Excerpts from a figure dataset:
******
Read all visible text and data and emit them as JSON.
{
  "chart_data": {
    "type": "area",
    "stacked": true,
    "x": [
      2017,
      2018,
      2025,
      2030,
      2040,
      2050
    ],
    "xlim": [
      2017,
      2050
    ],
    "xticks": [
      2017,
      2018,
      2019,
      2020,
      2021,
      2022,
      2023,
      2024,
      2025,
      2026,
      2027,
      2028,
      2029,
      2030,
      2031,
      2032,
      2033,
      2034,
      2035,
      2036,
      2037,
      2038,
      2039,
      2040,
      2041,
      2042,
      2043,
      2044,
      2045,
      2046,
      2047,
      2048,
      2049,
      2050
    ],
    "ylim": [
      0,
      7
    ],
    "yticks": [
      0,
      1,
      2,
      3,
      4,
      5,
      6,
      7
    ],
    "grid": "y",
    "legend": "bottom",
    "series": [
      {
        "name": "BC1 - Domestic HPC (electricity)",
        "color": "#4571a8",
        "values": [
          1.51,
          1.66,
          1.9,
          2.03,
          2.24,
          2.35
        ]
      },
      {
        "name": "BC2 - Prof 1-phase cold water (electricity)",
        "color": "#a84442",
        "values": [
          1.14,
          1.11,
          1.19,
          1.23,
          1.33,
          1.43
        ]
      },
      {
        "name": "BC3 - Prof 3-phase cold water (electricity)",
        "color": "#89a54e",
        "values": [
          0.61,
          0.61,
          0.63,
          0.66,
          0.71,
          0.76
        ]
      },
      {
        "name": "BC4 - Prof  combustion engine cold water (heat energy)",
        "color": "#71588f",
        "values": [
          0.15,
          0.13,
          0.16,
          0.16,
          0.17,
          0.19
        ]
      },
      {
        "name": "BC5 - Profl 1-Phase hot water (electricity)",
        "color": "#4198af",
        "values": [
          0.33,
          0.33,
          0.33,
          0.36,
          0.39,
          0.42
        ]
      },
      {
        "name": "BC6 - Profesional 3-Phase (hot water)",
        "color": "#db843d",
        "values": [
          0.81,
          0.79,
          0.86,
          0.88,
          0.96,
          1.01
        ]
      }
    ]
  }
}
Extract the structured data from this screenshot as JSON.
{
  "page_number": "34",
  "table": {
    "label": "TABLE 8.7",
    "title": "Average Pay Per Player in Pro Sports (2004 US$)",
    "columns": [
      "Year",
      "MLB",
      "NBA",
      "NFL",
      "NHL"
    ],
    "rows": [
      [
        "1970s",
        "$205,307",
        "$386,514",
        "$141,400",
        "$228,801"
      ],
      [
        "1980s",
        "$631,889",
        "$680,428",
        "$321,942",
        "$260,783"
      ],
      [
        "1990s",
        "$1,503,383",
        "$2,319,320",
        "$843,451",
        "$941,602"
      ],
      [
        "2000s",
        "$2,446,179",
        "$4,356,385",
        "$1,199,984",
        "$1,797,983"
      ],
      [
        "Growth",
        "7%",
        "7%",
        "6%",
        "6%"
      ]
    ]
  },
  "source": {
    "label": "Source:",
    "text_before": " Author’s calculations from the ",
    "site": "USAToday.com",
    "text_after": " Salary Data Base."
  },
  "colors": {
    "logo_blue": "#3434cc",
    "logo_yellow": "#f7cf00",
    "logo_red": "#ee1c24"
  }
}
******
> **PROBLEM REQUIREMENTS**: Restate the records, all of them, precisely as written.

> **EXERCISE RESPONSE**:
Read all visible text and data and emit them as JSON.
{
  "chart_data": {
    "type": "area",
    "stacked": true,
    "x": [
      2017,
      2018,
      2025,
      2030,
      2040,
      2050
    ],
    "xlim": [
      2017,
      2050
    ],
    "xticks": [
      2017,
      2018,
      2019,
      2020,
      2021,
      2022,
      2023,
      2024,
      2025,
      2026,
      2027,
      2028,
      2029,
      2030,
      2031,
      2032,
      2033,
      2034,
      2035,
      2036,
      2037,
      2038,
      2039,
      2040,
      2041,
      2042,
      2043,
      2044,
      2045,
      2046,
      2047,
      2048,
      2049,
      2050
    ],
    "ylim": [
      0,
      7
    ],
    "yticks": [
      0,
      1,
      2,
      3,
      4,
      5,
      6,
      7
    ],
    "grid": "y",
    "legend": "bottom",
    "series": [
      {
        "name": "BC1 - Domestic HPC (electricity)",
        "color": "#4571a8",
        "values": [
          1.51,
          1.66,
          1.9,
          2.03,
          2.24,
          2.35
        ]
      },
      {
        "name": "BC2 - Prof 1-phase cold water (electricity)",
        "color": "#a84442",
        "values": [
          1.14,
          1.11,
          1.19,
          1.23,
          1.33,
          1.43
        ]
      },
      {
        "name": "BC3 - Prof 3-phase cold water (electricity)",
        "color": "#89a54e",
        "values": [
          0.61,
          0.61,
          0.63,
          0.66,
          0.71,
          0.76
        ]
      },
      {
        "name": "BC4 - Prof  combustion engine cold water (heat energy)",
        "color": "#71588f",
        "values": [
          0.15,
          0.13,
          0.16,
          0.16,
          0.17,
          0.19
        ]
      },
      {
        "name": "BC5 - Profl 1-Phase hot water (electricity)",
        "color": "#4198af",
        "values": [
          0.33,
          0.33,
          0.33,
          0.36,
          0.39,
          0.42
        ]
      },
      {
        "name": "BC6 - Profesional 3-Phase (hot water)",
        "color": "#db843d",
        "values": [
          0.81,
          0.79,
          0.86,
          0.88,
          0.96,
          1.01
        ]
      }
    ]
  }
}
Extract the structured data from this screenshot as JSON.
{
  "page_number": "34",
  "table": {
    "label": "TABLE 8.7",
    "title": "Average Pay Per Player in Pro Sports (2004 US$)",
    "columns": [
      "Year",
      "MLB",
      "NBA",
      "NFL",
      "NHL"
    ],
    "rows": [
      [
        "1970s",
        "$205,307",
        "$386,514",
        "$141,400",
        "$228,801"
      ],
      [
        "1980s",
        "$631,889",
        "$680,428",
        "$321,942",
        "$260,783"
      ],
      [
        "1990s",
        "$1,503,383",
        "$2,319,320",
        "$843,451",
        "$941,602"
      ],
      [
        "2000s",
        "$2,446,179",
        "$4,356,385",
        "$1,199,984",
        "$1,797,983"
      ],
      [
        "Growth",
        "7%",
        "7%",
        "6%",
        "6%"
      ]
    ]
  },
  "source": {
    "label": "Source:",
    "text_before": " Author’s calculations from the ",
    "site": "USAToday.com",
    "text_after": " Salary Data Base."
  },
  "colors": {
    "logo_blue": "#3434cc",
    "logo_yellow": "#f7cf00",
    "logo_red": "#ee1c24"
  }
}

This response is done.